## [TASK]
Search the material for the string "Administrative" and copy each line where it occurs.

Data entries
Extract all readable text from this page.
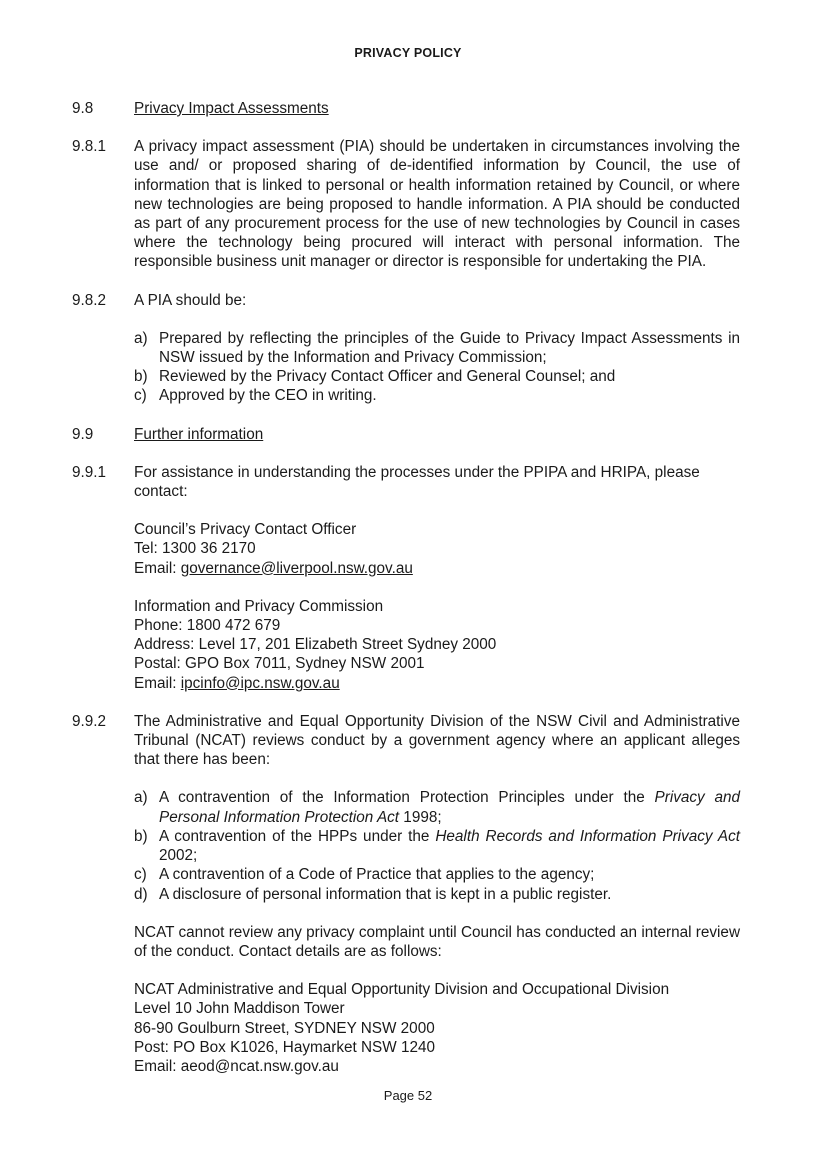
PRIVACY POLICY
9.8	Privacy Impact Assessments
9.8.1	A privacy impact assessment (PIA) should be undertaken in circumstances involving the use and/ or proposed sharing of de-identified information by Council, the use of information that is linked to personal or health information retained by Council, or where new technologies are being proposed to handle information. A PIA should be conducted as part of any procurement process for the use of new technologies by Council in cases where the technology being procured will interact with personal information. The responsible business unit manager or director is responsible for undertaking the PIA.

9.8.2	A PIA should be:

a) Prepared by reflecting the principles of the Guide to Privacy Impact Assessments in NSW issued by the Information and Privacy Commission;
b) Reviewed by the Privacy Contact Officer and General Counsel; and
c) Approved by the CEO in writing.
9.9	Further information
9.9.1	For assistance in understanding the processes under the PPIPA and HRIPA, please contact:

Council’s Privacy Contact Officer
Tel: 1300 36 2170
Email: governance@liverpool.nsw.gov.au
Information and Privacy Commission
Phone: 1800 472 679
Address: Level 17, 201 Elizabeth Street Sydney 2000
Postal: GPO Box 7011, Sydney NSW 2001
Email: ipcinfo@ipc.nsw.gov.au
9.9.2	The Administrative and Equal Opportunity Division of the NSW Civil and Administrative Tribunal (NCAT) reviews conduct by a government agency where an applicant alleges that there has been:

a) A contravention of the Information Protection Principles under the Privacy and Personal Information Protection Act 1998;
b) A contravention of the HPPs under the Health Records and Information Privacy Act 2002;
c) A contravention of a Code of Practice that applies to the agency;
d) A disclosure of personal information that is kept in a public register.

NCAT cannot review any privacy complaint until Council has conducted an internal review of the conduct. Contact details are as follows:

NCAT Administrative and Equal Opportunity Division and Occupational Division
Level 10 John Maddison Tower
86-90 Goulburn Street, SYDNEY NSW 2000
Post: PO Box K1026, Haymarket NSW 1240
Email: aeod@ncat.nsw.gov.au
Page 52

## [COMPLETED TASK]
9.9.2	The Administrative and Equal Opportunity Division of the NSW Civil and Administrative Tribunal (NCAT) reviews conduct by a government agency where an applicant alleges that there has been:
NCAT Administrative and Equal Opportunity Division and Occupational Division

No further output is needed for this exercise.